* [DIRECTIONS]:
Count every line that includes the string "ylabel" in the entries that follow. Nothing besides the number is needed.

* [RECORDS FOR THE EXERCISE]:
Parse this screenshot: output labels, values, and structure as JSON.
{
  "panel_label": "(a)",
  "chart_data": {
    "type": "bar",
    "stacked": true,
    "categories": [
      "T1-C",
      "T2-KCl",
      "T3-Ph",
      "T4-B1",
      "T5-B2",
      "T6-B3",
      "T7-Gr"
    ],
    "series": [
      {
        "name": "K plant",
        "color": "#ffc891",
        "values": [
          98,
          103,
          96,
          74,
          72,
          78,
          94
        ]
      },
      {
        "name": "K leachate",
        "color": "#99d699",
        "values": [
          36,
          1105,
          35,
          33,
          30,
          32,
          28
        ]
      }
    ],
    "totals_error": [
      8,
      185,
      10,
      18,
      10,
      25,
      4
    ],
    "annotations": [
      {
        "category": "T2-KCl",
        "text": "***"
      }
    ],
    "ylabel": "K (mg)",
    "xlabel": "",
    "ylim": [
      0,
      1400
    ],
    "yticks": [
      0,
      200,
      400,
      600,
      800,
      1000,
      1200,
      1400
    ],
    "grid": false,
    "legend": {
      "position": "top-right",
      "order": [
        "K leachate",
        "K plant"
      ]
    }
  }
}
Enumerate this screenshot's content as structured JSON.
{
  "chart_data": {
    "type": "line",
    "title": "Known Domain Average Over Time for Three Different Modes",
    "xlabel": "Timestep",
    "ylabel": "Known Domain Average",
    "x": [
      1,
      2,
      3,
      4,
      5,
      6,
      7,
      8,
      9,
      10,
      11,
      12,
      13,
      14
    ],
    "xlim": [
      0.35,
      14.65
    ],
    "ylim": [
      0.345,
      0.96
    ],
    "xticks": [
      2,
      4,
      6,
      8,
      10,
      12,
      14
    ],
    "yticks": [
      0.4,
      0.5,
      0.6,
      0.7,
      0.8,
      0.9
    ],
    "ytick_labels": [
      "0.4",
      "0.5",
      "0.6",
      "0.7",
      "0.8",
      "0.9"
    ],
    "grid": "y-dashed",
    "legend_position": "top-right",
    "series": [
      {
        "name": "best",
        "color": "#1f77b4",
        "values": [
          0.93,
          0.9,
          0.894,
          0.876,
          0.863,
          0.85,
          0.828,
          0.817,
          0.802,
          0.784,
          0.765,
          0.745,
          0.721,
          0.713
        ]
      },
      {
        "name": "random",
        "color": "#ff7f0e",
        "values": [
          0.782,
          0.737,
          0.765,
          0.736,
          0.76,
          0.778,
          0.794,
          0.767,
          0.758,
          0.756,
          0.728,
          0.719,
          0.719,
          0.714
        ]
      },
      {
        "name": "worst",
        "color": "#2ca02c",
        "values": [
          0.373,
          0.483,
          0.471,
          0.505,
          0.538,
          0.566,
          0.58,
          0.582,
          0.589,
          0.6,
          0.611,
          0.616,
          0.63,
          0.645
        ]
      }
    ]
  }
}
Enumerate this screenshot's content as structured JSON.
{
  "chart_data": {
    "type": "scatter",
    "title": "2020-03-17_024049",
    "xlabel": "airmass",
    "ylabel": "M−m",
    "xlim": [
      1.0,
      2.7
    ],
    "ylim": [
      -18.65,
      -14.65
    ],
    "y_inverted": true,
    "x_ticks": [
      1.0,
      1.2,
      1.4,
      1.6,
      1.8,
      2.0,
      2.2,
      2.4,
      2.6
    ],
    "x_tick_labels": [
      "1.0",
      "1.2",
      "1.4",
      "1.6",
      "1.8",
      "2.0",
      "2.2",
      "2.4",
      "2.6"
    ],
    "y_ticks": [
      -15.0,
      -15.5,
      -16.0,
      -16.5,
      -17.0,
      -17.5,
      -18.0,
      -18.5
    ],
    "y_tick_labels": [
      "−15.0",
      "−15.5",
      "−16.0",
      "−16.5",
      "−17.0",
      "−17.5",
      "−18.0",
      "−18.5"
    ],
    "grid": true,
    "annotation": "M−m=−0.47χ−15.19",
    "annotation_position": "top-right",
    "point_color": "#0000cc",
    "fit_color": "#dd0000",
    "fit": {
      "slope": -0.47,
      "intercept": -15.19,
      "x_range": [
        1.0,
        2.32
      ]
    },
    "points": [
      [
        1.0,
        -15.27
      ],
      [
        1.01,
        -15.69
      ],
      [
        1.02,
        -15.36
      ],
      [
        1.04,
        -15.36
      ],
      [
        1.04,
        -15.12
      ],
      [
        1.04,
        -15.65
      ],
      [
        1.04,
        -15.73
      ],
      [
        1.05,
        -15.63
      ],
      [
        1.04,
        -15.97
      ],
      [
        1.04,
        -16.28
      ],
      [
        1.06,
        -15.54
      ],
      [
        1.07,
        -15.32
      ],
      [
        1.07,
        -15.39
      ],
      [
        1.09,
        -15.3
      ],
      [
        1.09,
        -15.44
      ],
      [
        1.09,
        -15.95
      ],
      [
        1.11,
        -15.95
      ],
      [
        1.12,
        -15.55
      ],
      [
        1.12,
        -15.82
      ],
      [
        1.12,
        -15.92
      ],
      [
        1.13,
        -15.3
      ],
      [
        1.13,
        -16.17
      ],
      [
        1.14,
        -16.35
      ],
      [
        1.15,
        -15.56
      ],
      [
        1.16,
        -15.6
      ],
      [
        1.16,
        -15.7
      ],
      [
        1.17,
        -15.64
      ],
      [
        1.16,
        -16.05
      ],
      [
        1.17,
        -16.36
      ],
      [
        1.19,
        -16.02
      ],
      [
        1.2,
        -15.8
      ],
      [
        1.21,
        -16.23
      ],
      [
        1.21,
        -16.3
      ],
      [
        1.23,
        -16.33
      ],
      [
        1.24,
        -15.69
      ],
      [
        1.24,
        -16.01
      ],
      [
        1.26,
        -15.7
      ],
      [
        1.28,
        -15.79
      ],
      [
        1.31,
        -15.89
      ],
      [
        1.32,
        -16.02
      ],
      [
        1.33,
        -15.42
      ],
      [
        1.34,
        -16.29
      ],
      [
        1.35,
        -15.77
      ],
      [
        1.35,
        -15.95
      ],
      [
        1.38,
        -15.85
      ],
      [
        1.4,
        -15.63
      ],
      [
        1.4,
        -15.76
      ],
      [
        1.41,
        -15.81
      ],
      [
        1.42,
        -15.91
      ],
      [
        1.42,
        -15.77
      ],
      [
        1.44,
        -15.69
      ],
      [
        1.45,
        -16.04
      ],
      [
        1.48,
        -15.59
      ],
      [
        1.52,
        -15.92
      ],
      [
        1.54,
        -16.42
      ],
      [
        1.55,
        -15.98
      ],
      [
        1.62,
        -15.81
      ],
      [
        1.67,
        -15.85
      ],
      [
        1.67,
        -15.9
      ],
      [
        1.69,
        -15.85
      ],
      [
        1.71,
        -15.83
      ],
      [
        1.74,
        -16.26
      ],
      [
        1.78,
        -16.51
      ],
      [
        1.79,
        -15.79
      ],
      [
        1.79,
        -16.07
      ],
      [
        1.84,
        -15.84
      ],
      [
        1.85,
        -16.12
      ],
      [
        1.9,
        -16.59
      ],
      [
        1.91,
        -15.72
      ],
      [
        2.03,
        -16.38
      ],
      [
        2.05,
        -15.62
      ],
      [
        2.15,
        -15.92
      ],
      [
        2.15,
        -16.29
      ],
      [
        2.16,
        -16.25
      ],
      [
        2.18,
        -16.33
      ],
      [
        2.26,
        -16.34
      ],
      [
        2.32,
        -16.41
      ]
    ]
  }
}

* [OUTPUT]:
3